*Work to complete*
Lines that contain "type" are to be counted; give only their number.

[Start]

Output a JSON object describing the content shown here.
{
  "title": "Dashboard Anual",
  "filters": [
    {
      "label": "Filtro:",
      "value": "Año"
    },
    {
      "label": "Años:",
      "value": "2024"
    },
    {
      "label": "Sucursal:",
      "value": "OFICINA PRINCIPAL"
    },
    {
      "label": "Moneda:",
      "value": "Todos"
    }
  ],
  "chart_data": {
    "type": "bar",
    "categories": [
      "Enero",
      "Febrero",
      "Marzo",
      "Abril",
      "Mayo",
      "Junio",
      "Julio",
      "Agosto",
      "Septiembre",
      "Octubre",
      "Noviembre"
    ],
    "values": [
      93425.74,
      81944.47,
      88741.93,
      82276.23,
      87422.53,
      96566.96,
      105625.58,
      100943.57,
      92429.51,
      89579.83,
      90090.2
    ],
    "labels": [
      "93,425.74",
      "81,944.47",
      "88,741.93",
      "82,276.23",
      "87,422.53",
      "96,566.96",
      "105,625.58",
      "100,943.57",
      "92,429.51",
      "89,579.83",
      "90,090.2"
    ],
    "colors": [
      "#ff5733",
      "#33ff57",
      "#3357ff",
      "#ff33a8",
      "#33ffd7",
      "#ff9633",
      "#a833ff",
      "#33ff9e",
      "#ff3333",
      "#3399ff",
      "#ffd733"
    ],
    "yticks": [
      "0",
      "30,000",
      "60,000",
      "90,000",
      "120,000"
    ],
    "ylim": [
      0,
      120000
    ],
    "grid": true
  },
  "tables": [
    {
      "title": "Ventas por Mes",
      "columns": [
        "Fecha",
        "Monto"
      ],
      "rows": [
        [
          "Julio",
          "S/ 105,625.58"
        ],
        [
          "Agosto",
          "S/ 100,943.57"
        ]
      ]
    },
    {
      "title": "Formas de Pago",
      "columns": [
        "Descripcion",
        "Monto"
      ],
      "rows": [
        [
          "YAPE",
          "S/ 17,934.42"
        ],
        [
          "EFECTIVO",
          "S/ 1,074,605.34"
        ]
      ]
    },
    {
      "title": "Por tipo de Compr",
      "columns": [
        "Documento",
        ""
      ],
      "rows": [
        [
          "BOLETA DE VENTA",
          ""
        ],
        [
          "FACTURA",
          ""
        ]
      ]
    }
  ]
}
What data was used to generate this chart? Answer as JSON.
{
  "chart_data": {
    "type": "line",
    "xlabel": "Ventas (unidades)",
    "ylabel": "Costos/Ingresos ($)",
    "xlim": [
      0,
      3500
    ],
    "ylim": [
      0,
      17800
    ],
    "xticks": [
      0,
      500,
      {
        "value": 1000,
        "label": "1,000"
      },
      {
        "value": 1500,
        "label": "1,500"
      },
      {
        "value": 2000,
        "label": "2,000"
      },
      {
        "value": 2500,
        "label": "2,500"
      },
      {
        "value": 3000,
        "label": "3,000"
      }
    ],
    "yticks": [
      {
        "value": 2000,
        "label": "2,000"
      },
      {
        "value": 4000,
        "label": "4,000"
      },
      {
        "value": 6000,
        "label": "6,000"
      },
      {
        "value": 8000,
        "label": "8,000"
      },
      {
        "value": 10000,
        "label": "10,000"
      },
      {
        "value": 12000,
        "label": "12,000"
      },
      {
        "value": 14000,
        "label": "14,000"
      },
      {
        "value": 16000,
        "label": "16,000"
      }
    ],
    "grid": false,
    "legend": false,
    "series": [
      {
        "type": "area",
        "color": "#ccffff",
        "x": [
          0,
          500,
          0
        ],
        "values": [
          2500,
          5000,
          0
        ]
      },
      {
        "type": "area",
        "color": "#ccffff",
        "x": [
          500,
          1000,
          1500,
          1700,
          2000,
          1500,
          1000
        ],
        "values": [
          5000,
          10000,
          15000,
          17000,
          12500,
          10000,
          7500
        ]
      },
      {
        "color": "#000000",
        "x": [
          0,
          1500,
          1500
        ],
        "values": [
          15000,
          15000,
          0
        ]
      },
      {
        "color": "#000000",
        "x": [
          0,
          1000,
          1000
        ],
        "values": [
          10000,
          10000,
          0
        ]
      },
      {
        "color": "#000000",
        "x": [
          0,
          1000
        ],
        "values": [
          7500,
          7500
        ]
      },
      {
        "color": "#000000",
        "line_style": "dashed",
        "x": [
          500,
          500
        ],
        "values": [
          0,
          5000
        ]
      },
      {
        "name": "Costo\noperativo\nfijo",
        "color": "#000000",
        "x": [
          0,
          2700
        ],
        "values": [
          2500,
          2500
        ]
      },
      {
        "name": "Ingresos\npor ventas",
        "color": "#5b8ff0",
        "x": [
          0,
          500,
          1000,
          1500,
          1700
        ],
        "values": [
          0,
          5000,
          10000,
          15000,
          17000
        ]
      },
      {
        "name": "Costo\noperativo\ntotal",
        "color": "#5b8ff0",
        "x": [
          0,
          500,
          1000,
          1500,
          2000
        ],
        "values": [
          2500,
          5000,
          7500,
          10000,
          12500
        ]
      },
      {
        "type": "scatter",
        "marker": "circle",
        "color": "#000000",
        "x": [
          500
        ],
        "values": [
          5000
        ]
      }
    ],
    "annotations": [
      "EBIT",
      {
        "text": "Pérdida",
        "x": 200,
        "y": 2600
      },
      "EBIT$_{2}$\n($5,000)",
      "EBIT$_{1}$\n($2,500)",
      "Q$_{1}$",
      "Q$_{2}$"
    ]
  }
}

[End]

*Full output*
5